◆ **TASK STATEMENT**
Once the pictures are set aside, transcribe the remaining data exactly.

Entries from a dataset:
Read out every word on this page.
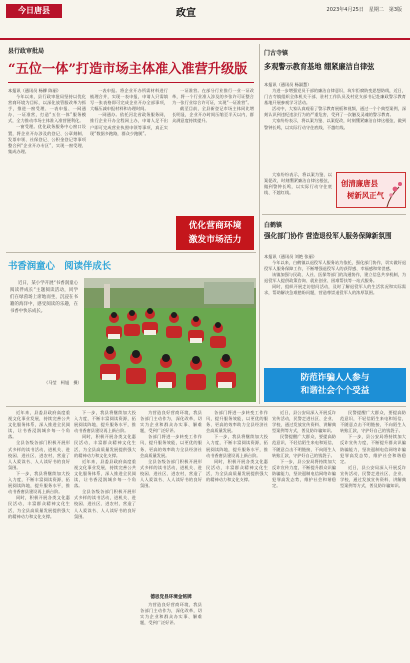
今日唐县	政宣	2023年4月25日　星期二　第3版
县行政审批局
“五位一体”打造市场主体准入准营升级版
本报讯（通讯员 杨柳 陈丽）

今年以来，县行政审批局坚持以优化营商环境为目标，以深化放管服改革为抓手，推进一窗受理、一表申报、一网通办、一证准营，打造“五位一体”服务模式，全力推动市场主体准入准营便利化。

一窗受理。优化政务服务中心窗口设置，将企业开办涉及的登记、公章刻制、发票申领、社保登记、公积金登记等事项整合到“企业开办专区”，实现一窗受理、集成办理。

一表申报。将企业开办所需材料进行梳理合并，实现一表申报，申请人只需填写一张表格即可完成企业开办全部事项，大幅压减申报材料和办理时间。

一网通办。依托河北省政务服务网，推行企业开办全程网上办，申请人足不出户即可完成营业执照申领等事项，真正实现“数据多跑路，群众少跑腿”。

一证准营。在部分行业推行一业一证改革，将一个行业准入涉及的多张许可证整合为一张行业综合许可证，实现“一证准营”。

截至目前，全县新登记市场主体同比增长明显，企业开办时间压缩至半天以内，群众满意度持续提升。

优化营商环境
激发市场活力
门古寺镇
多观警示教育基地 绷紧廉洁自律弦
本报讯（通讯员 杨淑慧）

为进一步增强党员干部的廉洁自律意识，筑牢拒腐防变思想防线，近日，门古寺镇组织全体机关干部、驻村工作队员及村党支部书记赴廉政警示教育基地开展参观学习活动。

活动中，大家认真观看了警示教育展板和视频，通过一个个典型案例，深刻认识到违纪违法行为的严重危害，受到了一次触及灵魂的警示教育。

大家纷纷表示，将以案为鉴、以案促改，时刻绷紧廉洁自律这根弦，做到警钟长鸣，以实际行动守住底线、不越红线。

大家纷纷表示，将以案为鉴、以案促改，时刻绷紧廉洁自律这根弦，做到警钟长鸣，以实际行动守住底线、不越红线。

创清廉唐县
树新风正气
白鹤镇
强化部门协作 营造退役军人服务保障新氛围
本报讯（通讯员 刘艳 张丽）

今年以来，白鹤镇以退役军人服务站为依托，强化部门协作，切实做好退役军人服务保障工作，不断增强退役军人的获得感、幸福感和荣誉感。

该镇加强与民政、人社、医保等部门的沟通协作，建立信息共享机制，为退役军人提供政策咨询、就业创业、困难帮扶等一站式服务。

同时，组织开展走访慰问活动，及时了解退役军人的生活状况和实际需求，帮助解决急难愁盼问题，营造尊崇退役军人的浓厚氛围。

防范诈骗人人参与
和谐社会个个受益
书香润童心　阅读伴成长

近日，某小学开展“书香润童心 阅读伴成长”主题阅读活动，同学们在绿茵场上席地而坐，沉浸在书籍的海洋中，感受阅读的乐趣，在书香中快乐成长。

（马莹　柯旭　摄）

近年来，县委县政府高度重视文化事业发展，持续完善公共文化服务体系，深入推进全民阅读，让书香浸润城乡每一个角落。

全县各级各部门积极开展形式多样的读书活动，进机关、进校园、进社区、进农村，营造了人人爱读书、人人读好书的良好氛围。

下一步，我县将继续加大投入力度，不断丰富阅读资源，拓展阅读阵地，提升服务水平，推动书香唐县建设再上新台阶。

同时，积极开展各类文化惠民活动，丰富群众精神文化生活，为全县高质量发展提供强大的精神动力和文化支撑。

下一步，我县将继续加大投入力度，不断丰富阅读资源，拓展阅读阵地，提升服务水平，推动书香唐县建设再上新台阶。

同时，积极开展各类文化惠民活动，丰富群众精神文化生活，为全县高质量发展提供强大的精神动力和文化支撑。

近年来，县委县政府高度重视文化事业发展，持续完善公共文化服务体系，深入推进全民阅读，让书香浸润城乡每一个角落。

全县各级各部门积极开展形式多样的读书活动，进机关、进校园、进社区、进农村，营造了人人爱读书、人人读好书的良好氛围。

为营造良好营商环境，我县各部门主动作为，深化改革，切实为企业和群众办实事、解难题，受到广泛好评。

各部门将进一步转变工作作风，提升服务效能，以更优的服务、更高的效率助力全县经济社会高质量发展。

全县各级各部门积极开展形式多样的读书活动，进机关、进校园、进社区、进农村，营造了人人爱读书、人人读好书的良好氛围。

德思党县环境金铭牌

为营造良好营商环境，我县各部门主动作为，深化改革，切实为企业和群众办实事、解难题，受到广泛好评。

各部门将进一步转变工作作风，提升服务效能，以更优的服务、更高的效率助力全县经济社会高质量发展。

下一步，我县将继续加大投入力度，不断丰富阅读资源，拓展阅读阵地，提升服务水平，推动书香唐县建设再上新台阶。

同时，积极开展各类文化惠民活动，丰富群众精神文化生活，为全县高质量发展提供强大的精神动力和文化支撑。

近日，县公安局深入开展反诈宣传活动，民警走进社区、企业、学校，通过发放宣传资料、讲解典型案例等方式，普及防诈骗知识。

民警提醒广大群众，要提高防范意识，不轻信陌生来电和短信，不随意点击不明链接，不向陌生人转账汇款，守护好自己的钱袋子。

下一步，县公安局将持续加大反诈宣传力度，不断提升群众识骗防骗能力，坚决遏制电信网络诈骗犯罪高发态势，维护社会和谐稳定。

民警提醒广大群众，要提高防范意识，不轻信陌生来电和短信，不随意点击不明链接，不向陌生人转账汇款，守护好自己的钱袋子。

下一步，县公安局将持续加大反诈宣传力度，不断提升群众识骗防骗能力，坚决遏制电信网络诈骗犯罪高发态势，维护社会和谐稳定。

近日，县公安局深入开展反诈宣传活动，民警走进社区、企业、学校，通过发放宣传资料、讲解典型案例等方式，普及防诈骗知识。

◆ **TASK OUTPUT**
Read out every word on this page.
今日唐县	政宣	2023年4月25日　星期二　第3版
县行政审批局
“五位一体”打造市场主体准入准营升级版
本报讯（通讯员 杨柳 陈丽）

今年以来，县行政审批局坚持以优化营商环境为目标，以深化放管服改革为抓手，推进一窗受理、一表申报、一网通办、一证准营，打造“五位一体”服务模式，全力推动市场主体准入准营便利化。

一窗受理。优化政务服务中心窗口设置，将企业开办涉及的登记、公章刻制、发票申领、社保登记、公积金登记等事项整合到“企业开办专区”，实现一窗受理、集成办理。

一表申报。将企业开办所需材料进行梳理合并，实现一表申报，申请人只需填写一张表格即可完成企业开办全部事项，大幅压减申报材料和办理时间。

一网通办。依托河北省政务服务网，推行企业开办全程网上办，申请人足不出户即可完成营业执照申领等事项，真正实现“数据多跑路，群众少跑腿”。

一证准营。在部分行业推行一业一证改革，将一个行业准入涉及的多张许可证整合为一张行业综合许可证，实现“一证准营”。

截至目前，全县新登记市场主体同比增长明显，企业开办时间压缩至半天以内，群众满意度持续提升。

优化营商环境
激发市场活力
门古寺镇
多观警示教育基地 绷紧廉洁自律弦
本报讯（通讯员 杨淑慧）

为进一步增强党员干部的廉洁自律意识，筑牢拒腐防变思想防线，近日，门古寺镇组织全体机关干部、驻村工作队员及村党支部书记赴廉政警示教育基地开展参观学习活动。

活动中，大家认真观看了警示教育展板和视频，通过一个个典型案例，深刻认识到违纪违法行为的严重危害，受到了一次触及灵魂的警示教育。

大家纷纷表示，将以案为鉴、以案促改，时刻绷紧廉洁自律这根弦，做到警钟长鸣，以实际行动守住底线、不越红线。

大家纷纷表示，将以案为鉴、以案促改，时刻绷紧廉洁自律这根弦，做到警钟长鸣，以实际行动守住底线、不越红线。

创清廉唐县
树新风正气
白鹤镇
强化部门协作 营造退役军人服务保障新氛围
本报讯（通讯员 刘艳 张丽）

今年以来，白鹤镇以退役军人服务站为依托，强化部门协作，切实做好退役军人服务保障工作，不断增强退役军人的获得感、幸福感和荣誉感。

该镇加强与民政、人社、医保等部门的沟通协作，建立信息共享机制，为退役军人提供政策咨询、就业创业、困难帮扶等一站式服务。

同时，组织开展走访慰问活动，及时了解退役军人的生活状况和实际需求，帮助解决急难愁盼问题，营造尊崇退役军人的浓厚氛围。

防范诈骗人人参与
和谐社会个个受益
书香润童心　阅读伴成长

近日，某小学开展“书香润童心 阅读伴成长”主题阅读活动，同学们在绿茵场上席地而坐，沉浸在书籍的海洋中，感受阅读的乐趣，在书香中快乐成长。

（马莹　柯旭　摄）

近年来，县委县政府高度重视文化事业发展，持续完善公共文化服务体系，深入推进全民阅读，让书香浸润城乡每一个角落。

全县各级各部门积极开展形式多样的读书活动，进机关、进校园、进社区、进农村，营造了人人爱读书、人人读好书的良好氛围。

下一步，我县将继续加大投入力度，不断丰富阅读资源，拓展阅读阵地，提升服务水平，推动书香唐县建设再上新台阶。

同时，积极开展各类文化惠民活动，丰富群众精神文化生活，为全县高质量发展提供强大的精神动力和文化支撑。

下一步，我县将继续加大投入力度，不断丰富阅读资源，拓展阅读阵地，提升服务水平，推动书香唐县建设再上新台阶。

同时，积极开展各类文化惠民活动，丰富群众精神文化生活，为全县高质量发展提供强大的精神动力和文化支撑。

近年来，县委县政府高度重视文化事业发展，持续完善公共文化服务体系，深入推进全民阅读，让书香浸润城乡每一个角落。

全县各级各部门积极开展形式多样的读书活动，进机关、进校园、进社区、进农村，营造了人人爱读书、人人读好书的良好氛围。

为营造良好营商环境，我县各部门主动作为，深化改革，切实为企业和群众办实事、解难题，受到广泛好评。

各部门将进一步转变工作作风，提升服务效能，以更优的服务、更高的效率助力全县经济社会高质量发展。

全县各级各部门积极开展形式多样的读书活动，进机关、进校园、进社区、进农村，营造了人人爱读书、人人读好书的良好氛围。

德思党县环境金铭牌

为营造良好营商环境，我县各部门主动作为，深化改革，切实为企业和群众办实事、解难题，受到广泛好评。

各部门将进一步转变工作作风，提升服务效能，以更优的服务、更高的效率助力全县经济社会高质量发展。

下一步，我县将继续加大投入力度，不断丰富阅读资源，拓展阅读阵地，提升服务水平，推动书香唐县建设再上新台阶。

同时，积极开展各类文化惠民活动，丰富群众精神文化生活，为全县高质量发展提供强大的精神动力和文化支撑。

近日，县公安局深入开展反诈宣传活动，民警走进社区、企业、学校，通过发放宣传资料、讲解典型案例等方式，普及防诈骗知识。

民警提醒广大群众，要提高防范意识，不轻信陌生来电和短信，不随意点击不明链接，不向陌生人转账汇款，守护好自己的钱袋子。

下一步，县公安局将持续加大反诈宣传力度，不断提升群众识骗防骗能力，坚决遏制电信网络诈骗犯罪高发态势，维护社会和谐稳定。

民警提醒广大群众，要提高防范意识，不轻信陌生来电和短信，不随意点击不明链接，不向陌生人转账汇款，守护好自己的钱袋子。

下一步，县公安局将持续加大反诈宣传力度，不断提升群众识骗防骗能力，坚决遏制电信网络诈骗犯罪高发态势，维护社会和谐稳定。

近日，县公安局深入开展反诈宣传活动，民警走进社区、企业、学校，通过发放宣传资料、讲解典型案例等方式，普及防诈骗知识。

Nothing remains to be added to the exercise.